**PROBLEM DESCRIPTION:** Lines containing the string "گلدان" are to be counted. Write only how many there are.

>> Begin

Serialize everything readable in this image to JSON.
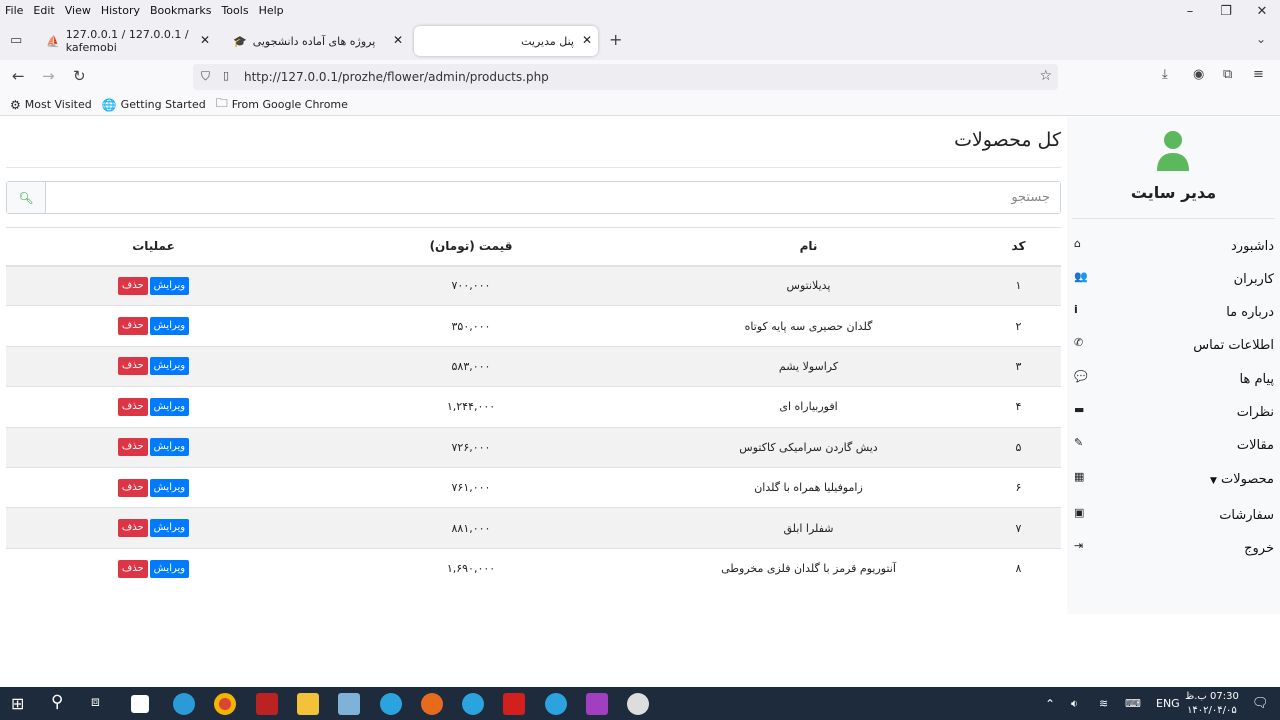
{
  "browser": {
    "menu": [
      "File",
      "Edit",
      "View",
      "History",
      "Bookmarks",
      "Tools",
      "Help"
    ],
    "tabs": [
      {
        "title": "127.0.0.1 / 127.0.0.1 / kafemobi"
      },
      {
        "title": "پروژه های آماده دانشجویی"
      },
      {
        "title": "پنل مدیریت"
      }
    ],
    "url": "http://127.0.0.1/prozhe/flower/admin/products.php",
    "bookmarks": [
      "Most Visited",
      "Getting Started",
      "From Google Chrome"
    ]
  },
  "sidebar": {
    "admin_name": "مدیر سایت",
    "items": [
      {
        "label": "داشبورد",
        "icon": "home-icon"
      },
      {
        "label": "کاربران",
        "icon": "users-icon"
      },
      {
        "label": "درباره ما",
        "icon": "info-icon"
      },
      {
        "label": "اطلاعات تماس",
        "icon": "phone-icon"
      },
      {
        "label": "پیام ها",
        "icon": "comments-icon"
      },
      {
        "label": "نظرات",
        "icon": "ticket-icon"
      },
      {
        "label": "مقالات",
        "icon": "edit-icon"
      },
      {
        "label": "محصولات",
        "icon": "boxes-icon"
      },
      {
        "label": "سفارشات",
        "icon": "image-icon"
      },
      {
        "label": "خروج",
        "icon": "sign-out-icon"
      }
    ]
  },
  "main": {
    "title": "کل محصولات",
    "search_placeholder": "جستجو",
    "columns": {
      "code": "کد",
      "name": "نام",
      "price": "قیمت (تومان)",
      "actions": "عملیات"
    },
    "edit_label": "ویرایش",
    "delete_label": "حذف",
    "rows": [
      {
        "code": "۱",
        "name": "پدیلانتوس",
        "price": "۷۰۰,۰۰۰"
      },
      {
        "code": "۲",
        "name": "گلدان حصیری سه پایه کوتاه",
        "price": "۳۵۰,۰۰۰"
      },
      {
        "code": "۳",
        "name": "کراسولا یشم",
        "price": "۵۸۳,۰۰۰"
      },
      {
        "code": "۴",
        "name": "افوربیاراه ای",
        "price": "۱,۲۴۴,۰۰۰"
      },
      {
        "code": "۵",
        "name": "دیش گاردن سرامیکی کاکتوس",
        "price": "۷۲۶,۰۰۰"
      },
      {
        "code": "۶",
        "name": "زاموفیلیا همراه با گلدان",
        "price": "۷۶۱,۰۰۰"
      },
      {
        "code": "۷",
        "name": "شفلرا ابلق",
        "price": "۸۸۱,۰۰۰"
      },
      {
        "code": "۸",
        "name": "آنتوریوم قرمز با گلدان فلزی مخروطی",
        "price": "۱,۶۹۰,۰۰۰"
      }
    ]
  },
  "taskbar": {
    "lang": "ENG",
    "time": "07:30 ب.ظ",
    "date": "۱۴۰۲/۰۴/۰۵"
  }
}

>> End
>> Begin

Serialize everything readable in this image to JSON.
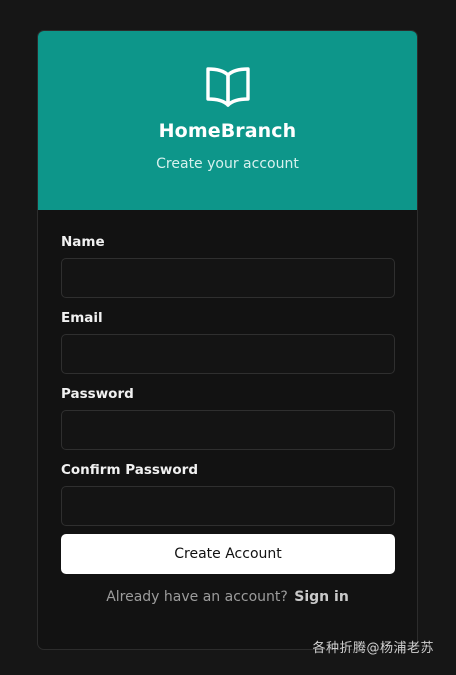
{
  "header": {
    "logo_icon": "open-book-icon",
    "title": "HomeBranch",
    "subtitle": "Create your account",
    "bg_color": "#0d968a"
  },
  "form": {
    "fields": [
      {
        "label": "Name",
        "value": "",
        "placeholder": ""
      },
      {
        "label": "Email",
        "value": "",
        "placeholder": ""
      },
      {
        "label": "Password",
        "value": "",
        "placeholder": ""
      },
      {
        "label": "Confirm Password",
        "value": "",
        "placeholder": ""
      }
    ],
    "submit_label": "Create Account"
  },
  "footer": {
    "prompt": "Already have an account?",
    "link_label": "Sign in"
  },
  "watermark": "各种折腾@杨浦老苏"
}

>> End
>> Begin

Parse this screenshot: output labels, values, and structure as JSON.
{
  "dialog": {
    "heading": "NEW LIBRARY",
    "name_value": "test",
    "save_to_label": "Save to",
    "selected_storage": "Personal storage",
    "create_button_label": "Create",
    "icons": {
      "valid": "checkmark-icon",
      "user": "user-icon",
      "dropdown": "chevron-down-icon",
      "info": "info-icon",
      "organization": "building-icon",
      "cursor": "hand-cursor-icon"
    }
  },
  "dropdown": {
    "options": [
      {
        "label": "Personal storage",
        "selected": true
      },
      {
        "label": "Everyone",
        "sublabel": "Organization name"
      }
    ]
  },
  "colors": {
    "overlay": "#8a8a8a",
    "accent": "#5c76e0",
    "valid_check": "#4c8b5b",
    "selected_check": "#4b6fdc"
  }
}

>> End

**ANSWER FOR THE TASK:** 3